GIVEN TEXT:
== Segment start ==

Why Adolescents Cut When Dealing With Anxiety And Depression
Nonsuicidal self-injury (NSSI) is more common in adolescent and young adult populations than previously thought. Although it is important to assess the associated risk of suicidal behavior, NSSI is generally used to cope with distressing negative affective states, especially anger and depression, and mixed emotional states. Although previously believed to be a characteristic of severe psychopathology, it now appears that NSSI is associated with a wide variety of externalizing and internalizing conditions. Effective treatment is grounded in a collaborative understanding of the function of the NSSI for the adolescent. Affective, psychosocial, biological and cognitive factors are addressed through psychotherapeutic, psychopharmacological and skill-building strategies appropriate for each individual.1
What exactly is cutting?
Cutting is a type of self-injury that falls under the NSSI criteria and is one of the most common forms of self-harm.
People who cut often begin the practice as young teens and without treatment, the behavior can continue into adulthood.
Cuts are usually focused on the wrists, arms, legs, or bellies. When the cuts heal, long after the "rush of good feeling," they often leave scars or marks, which brings about an extra layer of emotional problems to now deal with, shame and guilt. People who injure themselves usually hide these cuts and marks in hopes that no one else will know, dealing in silence with the additional emotional burden.
It can be hard for parents to understand why their child is actively cutting. It seems like a modern phenomenon, and statistics support a large rise in this behavior, but like many complex issues in the past, they were often held in secret due to closed family systems and fear. Cutting is a way some teens try to cope with the pain of strong emotions, like intense pressure, social conflicts, and relationship problems. Cutting is a way for teens to deal with feeling out of control in situations they think will never change.
How does the idea of cutting even come to a young person's mind?
On a most basic level, people who choose to cut feel desperate for relief from bad feelings, have heard of it or seen it before, or on some primal level see the act of cutting as a crude and physical of releasing the pain from the hole of the cut, or even as a means of getting control over the pain (by releasing it) rather than continuing to deal with its perceived control over them.
These young teens are simply not equipped to deal with the range and intensity of emotions raging inside them. They just don't know what to do. When things get to be too much, when tension builds up, the resulting intensity or the lack thereof becomes unbearable. The seemingly animal urge to cut might well be triggered by roiling basic emotions like anger, hurt, shame, frustration, or even alienation.2
Social media has provided a platform where people share about cutting and it has positives and negatives with regards to the behavior. The idea of online support for someone who is cutting sounds like it could be an impactful, helpful tool but there are concerns there too. Statistically, it's impossible to determine how many healthy conversations are actively had compared to unhealthy in the social media realm. It cannot be considered a reliable source for support at this time.

== Segment end ==

EXERCISE SET:
a – Retype the text on adolescent cutting word for word, everything from "These young teens" down to "at this time.".
b – Extend the text on why adolescents cut by writing what comes after its final sentence.

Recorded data

== Segment start ==

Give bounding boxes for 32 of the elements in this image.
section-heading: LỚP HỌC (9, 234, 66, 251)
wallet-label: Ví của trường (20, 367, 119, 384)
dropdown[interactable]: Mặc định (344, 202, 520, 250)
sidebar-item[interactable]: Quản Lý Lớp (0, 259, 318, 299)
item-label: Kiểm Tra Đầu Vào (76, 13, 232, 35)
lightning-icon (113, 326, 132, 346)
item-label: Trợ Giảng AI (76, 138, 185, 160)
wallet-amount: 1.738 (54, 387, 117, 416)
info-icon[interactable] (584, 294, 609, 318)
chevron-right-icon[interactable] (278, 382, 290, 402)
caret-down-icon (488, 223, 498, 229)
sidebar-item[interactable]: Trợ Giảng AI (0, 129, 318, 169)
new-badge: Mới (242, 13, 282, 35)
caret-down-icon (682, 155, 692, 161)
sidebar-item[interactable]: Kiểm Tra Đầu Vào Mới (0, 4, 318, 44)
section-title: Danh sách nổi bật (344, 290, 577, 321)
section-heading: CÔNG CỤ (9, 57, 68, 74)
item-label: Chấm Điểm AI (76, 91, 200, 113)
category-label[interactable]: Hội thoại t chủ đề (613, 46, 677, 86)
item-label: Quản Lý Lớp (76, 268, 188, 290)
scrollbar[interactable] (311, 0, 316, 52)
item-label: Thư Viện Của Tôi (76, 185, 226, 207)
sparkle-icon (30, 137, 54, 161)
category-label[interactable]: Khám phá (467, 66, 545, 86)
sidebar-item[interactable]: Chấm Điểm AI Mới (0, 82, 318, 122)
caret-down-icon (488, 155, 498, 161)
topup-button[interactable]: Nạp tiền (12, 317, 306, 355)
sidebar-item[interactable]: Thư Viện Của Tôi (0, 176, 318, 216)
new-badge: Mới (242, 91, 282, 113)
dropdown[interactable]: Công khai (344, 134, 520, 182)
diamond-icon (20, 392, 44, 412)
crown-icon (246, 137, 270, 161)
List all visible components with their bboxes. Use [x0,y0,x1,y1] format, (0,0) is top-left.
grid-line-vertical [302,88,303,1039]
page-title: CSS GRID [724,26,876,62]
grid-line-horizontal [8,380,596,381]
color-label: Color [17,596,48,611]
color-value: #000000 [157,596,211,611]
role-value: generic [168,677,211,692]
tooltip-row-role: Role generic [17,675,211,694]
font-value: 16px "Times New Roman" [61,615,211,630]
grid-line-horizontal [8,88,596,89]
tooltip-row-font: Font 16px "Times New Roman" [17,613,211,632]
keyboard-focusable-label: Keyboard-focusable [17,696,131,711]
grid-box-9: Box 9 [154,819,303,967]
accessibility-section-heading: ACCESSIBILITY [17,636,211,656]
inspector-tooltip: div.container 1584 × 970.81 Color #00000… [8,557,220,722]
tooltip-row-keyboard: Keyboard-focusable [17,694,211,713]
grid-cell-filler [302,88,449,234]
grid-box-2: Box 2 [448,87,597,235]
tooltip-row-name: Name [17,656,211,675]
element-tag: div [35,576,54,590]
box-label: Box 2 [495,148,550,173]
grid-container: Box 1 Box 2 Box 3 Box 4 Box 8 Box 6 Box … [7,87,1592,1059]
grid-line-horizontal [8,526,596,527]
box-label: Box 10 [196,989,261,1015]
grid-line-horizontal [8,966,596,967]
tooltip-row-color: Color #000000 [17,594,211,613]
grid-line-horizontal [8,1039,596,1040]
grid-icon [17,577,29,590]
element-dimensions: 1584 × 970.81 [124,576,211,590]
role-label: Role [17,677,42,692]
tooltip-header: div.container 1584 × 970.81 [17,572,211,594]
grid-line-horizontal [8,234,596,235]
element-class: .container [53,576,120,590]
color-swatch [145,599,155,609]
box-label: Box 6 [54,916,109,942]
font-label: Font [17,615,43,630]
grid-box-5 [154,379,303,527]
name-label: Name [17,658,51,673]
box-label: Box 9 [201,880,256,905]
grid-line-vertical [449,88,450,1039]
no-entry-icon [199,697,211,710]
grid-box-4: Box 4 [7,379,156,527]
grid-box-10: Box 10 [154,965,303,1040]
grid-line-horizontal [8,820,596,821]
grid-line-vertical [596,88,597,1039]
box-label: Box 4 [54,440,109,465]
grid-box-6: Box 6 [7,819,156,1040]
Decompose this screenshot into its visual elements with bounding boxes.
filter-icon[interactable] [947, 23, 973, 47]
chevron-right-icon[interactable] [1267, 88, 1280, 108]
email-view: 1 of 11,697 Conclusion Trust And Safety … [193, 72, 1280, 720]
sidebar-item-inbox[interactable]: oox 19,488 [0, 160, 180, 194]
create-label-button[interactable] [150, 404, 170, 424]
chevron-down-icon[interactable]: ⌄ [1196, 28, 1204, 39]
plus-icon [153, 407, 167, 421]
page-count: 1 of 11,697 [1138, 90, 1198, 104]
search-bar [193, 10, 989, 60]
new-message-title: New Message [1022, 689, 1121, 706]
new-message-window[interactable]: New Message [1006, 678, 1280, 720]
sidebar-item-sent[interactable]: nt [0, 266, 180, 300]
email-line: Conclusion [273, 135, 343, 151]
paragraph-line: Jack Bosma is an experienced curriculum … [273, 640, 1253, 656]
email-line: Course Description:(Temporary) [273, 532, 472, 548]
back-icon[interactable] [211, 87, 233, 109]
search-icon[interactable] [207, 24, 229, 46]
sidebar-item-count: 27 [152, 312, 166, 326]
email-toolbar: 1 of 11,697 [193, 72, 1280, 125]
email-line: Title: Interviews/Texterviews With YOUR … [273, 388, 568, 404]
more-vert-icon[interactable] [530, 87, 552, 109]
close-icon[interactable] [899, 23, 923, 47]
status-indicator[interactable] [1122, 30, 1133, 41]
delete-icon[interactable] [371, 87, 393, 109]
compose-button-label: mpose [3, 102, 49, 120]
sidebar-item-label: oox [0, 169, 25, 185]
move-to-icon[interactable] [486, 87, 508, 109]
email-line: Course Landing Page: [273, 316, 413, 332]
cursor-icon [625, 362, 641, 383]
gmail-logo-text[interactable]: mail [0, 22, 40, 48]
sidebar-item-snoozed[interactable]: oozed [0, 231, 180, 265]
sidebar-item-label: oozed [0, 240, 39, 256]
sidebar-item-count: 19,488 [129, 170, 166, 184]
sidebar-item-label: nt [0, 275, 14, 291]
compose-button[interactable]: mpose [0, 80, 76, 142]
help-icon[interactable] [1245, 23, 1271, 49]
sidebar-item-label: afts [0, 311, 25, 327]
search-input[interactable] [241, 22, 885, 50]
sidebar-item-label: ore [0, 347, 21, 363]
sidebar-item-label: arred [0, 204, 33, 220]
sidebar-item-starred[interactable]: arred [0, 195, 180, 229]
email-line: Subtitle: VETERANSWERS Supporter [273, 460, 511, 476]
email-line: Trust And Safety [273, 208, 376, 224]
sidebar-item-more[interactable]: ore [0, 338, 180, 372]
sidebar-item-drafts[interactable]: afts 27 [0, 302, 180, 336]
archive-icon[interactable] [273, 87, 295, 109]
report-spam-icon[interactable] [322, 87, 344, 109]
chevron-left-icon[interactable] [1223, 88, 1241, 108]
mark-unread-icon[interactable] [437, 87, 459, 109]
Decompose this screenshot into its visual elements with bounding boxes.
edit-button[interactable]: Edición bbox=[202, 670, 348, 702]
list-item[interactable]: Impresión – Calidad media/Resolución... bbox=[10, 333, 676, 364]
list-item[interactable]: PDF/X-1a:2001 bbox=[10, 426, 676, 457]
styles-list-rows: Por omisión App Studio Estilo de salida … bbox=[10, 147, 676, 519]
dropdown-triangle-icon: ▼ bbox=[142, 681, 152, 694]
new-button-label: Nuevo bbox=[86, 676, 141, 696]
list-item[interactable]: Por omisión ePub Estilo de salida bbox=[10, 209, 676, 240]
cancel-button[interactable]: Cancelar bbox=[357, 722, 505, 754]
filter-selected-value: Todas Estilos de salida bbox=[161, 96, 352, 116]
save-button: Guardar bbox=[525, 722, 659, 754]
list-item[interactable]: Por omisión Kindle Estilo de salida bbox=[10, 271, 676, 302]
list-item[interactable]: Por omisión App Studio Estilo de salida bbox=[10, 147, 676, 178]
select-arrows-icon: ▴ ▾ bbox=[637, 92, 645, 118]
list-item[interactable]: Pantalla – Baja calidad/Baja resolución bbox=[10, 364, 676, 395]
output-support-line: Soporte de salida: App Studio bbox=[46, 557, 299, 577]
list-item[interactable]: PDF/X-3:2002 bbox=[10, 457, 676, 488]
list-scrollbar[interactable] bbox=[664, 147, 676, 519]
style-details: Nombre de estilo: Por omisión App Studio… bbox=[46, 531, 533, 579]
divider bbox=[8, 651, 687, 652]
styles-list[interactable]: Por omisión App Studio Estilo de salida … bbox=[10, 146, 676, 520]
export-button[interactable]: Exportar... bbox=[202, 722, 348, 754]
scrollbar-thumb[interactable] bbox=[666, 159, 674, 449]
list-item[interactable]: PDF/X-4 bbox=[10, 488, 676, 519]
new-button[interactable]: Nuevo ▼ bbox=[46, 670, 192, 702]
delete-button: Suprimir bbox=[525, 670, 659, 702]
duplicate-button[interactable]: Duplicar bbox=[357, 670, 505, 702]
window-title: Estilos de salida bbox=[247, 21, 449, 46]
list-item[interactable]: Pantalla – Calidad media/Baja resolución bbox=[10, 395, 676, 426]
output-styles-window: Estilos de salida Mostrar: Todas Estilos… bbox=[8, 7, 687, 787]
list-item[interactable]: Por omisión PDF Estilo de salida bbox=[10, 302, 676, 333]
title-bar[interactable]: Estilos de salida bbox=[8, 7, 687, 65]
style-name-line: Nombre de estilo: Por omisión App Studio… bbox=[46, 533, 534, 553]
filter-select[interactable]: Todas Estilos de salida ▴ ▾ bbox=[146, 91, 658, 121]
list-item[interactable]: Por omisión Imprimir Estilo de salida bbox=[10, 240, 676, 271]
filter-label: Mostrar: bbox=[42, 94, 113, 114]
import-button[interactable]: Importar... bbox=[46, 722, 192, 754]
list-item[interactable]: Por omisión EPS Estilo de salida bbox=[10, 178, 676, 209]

== Segment end ==

ANSWERS TO THE EXERCISE:
a –
These young teens are simply not equipped to deal with the range and intensity of emotions raging inside them. They just don't know what to do. When things get to be too much, when tension builds up, the resulting intensity or the lack thereof becomes unbearable. The seemingly animal urge to cut might well be triggered by roiling basic emotions like anger, hurt, shame, frustration, or even alienation.2
Social media has provided a platform where people share about cutting and it has positives and negatives with regards to the behavior. The idea of online support for someone who is cutting sounds like it could be an impactful, helpful tool but there are concerns there too. Statistically, it's impossible to determine how many healthy conversations are actively had compared to unhealthy in the social media realm. It cannot be considered a reliable source for support at this time.

b –
How does hurting yourself make you feel better?
The biology of the act of injuring involves the release of endorphins, hormones, or brain chemicals, that relieve pain and can cause a temporary state of euphoria.3
It boosts the natural opioid levels in the body that inhibit emotional thought patterns in the brain. Essentially, it is like trading one form of pain for another, one that the cutter is willing to deal with on a physical level, in place of the one not wanted on an emotional level.3
"From a developmental perspective, [the time of adolescence is] a perfect storm for self-injury."
Janis Whitlock, Cornell University
Can cutting be helped?
The good news is that the ritual of self-harm can be overcome. People can be taught other ways to cope with deep emotional pain. You can learn to feel better without harming yourself. Especially effective is Dialectical Behavioral Therapy, proper medication determined through a psychiatric assessment, and education to learn alternative coping mechanisms. In the most severe instances, a short hospital stays followed up by the appropriate treatment center may make all the difference.
Cutting can be the beginning or an early identifier of a larger problem, it is a symptom of Borderline Personality Disorder, Major Depressive Disorder, eating disorders, severe anxiety, or PTSD, treating the act of cutting can be more complicated, but not impossible.4
1 "Nonsuicidal Self Injury in Adolescents", by John Peterson, MD, Stacey Freedenthal, Ph.D., Christopher Sheldon, Ph.D., and Randy Andersen, LCSW
2 "Cutting," Kids Health, by Nemours, 2015.
3 "Why Do Teens Hurt Themselves?" The Science of Self-Injury," Live Science 2010.